● **Texto fornecido**:
----------

Seu primeiro manuscrito foi publicado apenas quando tinha 36 anos e ainda sem seu nome na obra, um livro anônimo. Fora que seus lucros eram baixos, embora as obras tenham sido um sucesso, pois não detinha os direitos autorais. Infelizmente, aos 41 anos, teve uma doença que, alguns estudiosos sugerem ser um mal nas glândulas adrenais e outros sugerem que era um câncer de mama, mas, a despeito de qual era de fato sua malignidade, ela faleceu sem ter uma única obra publicada com seu nome. Apenas depois de sua morte sofrida, um editor decidiu publicar dois de seus livros com uma nota biográfica sobre a autora, seu primeiro reconhecimento público.

    Meu intuito não é enaltecer uma mulher como um ídolo a ser contemplado, mas a história dela não era clichê como eu julguei. Jane soube usar sua habilidade em escrever, sua paixão por histórias, sua ironia e inteligência acima de seu tempo muito bem. Mesmo com tantas dificuldades, ela fez o seu melhor e pagou o preço por isso, o que deve nos servir de exemplo em uma geração de jovens facilmente derrotados por um psicológico doentio e fraquezas emocionais [me incluo nessa geração também, infelizmente].  

Tristemente, ela não pode desfrutar do devido reconhecimento em vida, mas por ter feito seu trabalho com excelência e lutado por ele, serviu de inspiração e impactou vidas além de seu tempo. Fizeram até museus, mais livros e filmes em sua homenagem. Mas acima dessa genialidade, Jane cria em Deus e algumas de suas orações que foram registradas, demonstravam a sensibilidade que tinha em relação aos seus pecados em contrapartida com a magnitude de Deus. A sua fé pode ser sutilmente percebida em suas obras e suas virtudes, como ser perseverante, gentil e inteligente, também eram reflexo de sua fé. Jane Austen não era uma mulher clichê, comum, mas a sua excentricidade provinha de uma fé leal e um serviço excelente a Deus. De fato, Jane Austen é uma mulher de fé e uma inspiração.

----------

● **Dados fornecidos**:
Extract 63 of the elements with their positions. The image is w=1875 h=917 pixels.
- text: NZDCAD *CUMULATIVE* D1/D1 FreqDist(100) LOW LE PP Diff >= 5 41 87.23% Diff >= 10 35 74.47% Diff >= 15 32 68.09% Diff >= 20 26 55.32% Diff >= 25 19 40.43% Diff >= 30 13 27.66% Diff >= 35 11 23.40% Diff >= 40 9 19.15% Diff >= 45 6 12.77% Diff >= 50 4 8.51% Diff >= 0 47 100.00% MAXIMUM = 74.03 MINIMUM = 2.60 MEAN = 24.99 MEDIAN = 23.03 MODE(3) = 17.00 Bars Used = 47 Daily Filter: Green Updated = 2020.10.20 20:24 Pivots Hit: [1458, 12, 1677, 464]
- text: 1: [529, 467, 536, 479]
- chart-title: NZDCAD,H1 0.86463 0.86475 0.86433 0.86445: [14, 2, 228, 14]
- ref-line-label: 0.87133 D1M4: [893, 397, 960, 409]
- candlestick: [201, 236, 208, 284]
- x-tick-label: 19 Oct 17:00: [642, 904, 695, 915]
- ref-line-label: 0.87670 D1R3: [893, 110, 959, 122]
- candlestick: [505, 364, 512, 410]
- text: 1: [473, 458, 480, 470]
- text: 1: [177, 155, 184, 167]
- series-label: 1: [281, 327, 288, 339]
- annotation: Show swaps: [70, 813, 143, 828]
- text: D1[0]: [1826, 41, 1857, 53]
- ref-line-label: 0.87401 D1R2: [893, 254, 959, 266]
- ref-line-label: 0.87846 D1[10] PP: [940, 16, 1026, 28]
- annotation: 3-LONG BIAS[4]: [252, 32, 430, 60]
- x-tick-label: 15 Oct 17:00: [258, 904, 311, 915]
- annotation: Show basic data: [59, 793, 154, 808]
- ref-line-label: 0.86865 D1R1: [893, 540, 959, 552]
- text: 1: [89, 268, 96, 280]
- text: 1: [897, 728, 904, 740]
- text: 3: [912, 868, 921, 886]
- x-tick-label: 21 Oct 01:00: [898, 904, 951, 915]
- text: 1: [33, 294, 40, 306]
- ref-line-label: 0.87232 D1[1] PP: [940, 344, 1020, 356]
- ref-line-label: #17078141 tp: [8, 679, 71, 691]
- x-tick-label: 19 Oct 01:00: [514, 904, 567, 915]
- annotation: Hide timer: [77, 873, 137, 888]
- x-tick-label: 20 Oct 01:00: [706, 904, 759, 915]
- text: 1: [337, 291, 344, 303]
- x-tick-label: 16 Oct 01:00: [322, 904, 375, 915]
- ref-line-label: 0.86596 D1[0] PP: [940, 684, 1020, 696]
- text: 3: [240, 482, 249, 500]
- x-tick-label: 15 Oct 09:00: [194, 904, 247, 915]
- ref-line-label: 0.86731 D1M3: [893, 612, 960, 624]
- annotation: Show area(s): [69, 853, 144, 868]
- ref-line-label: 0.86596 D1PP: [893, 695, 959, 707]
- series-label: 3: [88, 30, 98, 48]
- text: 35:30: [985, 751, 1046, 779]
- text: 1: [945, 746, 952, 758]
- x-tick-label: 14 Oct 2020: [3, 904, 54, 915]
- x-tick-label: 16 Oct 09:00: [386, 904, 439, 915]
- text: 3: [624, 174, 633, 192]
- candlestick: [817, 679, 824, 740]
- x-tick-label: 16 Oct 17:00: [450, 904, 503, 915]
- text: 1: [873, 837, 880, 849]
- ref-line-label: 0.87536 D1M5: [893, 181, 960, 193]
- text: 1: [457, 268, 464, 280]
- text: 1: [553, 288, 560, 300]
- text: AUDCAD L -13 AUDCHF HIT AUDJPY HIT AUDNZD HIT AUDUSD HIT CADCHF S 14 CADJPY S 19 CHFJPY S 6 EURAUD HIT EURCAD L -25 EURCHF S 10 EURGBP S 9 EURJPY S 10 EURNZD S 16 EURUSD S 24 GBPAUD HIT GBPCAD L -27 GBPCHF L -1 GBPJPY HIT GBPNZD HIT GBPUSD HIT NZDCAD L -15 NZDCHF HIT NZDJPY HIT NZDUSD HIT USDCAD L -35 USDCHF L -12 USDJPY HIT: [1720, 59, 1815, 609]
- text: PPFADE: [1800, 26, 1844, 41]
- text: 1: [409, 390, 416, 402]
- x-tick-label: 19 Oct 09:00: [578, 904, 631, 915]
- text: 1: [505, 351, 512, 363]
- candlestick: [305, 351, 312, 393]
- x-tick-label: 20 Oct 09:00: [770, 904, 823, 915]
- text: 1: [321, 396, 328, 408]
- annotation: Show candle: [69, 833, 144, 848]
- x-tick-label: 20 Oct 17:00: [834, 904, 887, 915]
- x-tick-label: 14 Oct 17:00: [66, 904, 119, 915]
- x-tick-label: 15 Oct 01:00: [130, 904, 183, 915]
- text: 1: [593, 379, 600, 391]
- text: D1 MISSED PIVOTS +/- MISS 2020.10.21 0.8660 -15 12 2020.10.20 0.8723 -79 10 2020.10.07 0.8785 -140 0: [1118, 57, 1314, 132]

----------

● **Seu objetivo**: Reescreva o trecho do texto sobre Jane Austen começando em "Tristemente, ela não" e terminando em "e uma inspiração.", alterando "museus" para "exposições".

● **Tarefa concluída**:
Tristemente, ela não pode desfrutar do devido reconhecimento em vida, mas por ter feito seu trabalho com excelência e lutado por ele, serviu de inspiração e impactou vidas além de seu tempo. Fizeram até exposições, mais livros e filmes em sua homenagem. Mas acima dessa genialidade, Jane cria em Deus e algumas de suas orações que foram registradas, demonstravam a sensibilidade que tinha em relação aos seus pecados em contrapartida com a magnitude de Deus. A sua fé pode ser sutilmente percebida em suas obras e suas virtudes, como ser perseverante, gentil e inteligente, também eram reflexo de sua fé. Jane Austen não era uma mulher clichê, comum, mas a sua excentricidade provinha de uma fé leal e um serviço excelente a Deus. De fato, Jane Austen é uma mulher de fé e uma inspiração.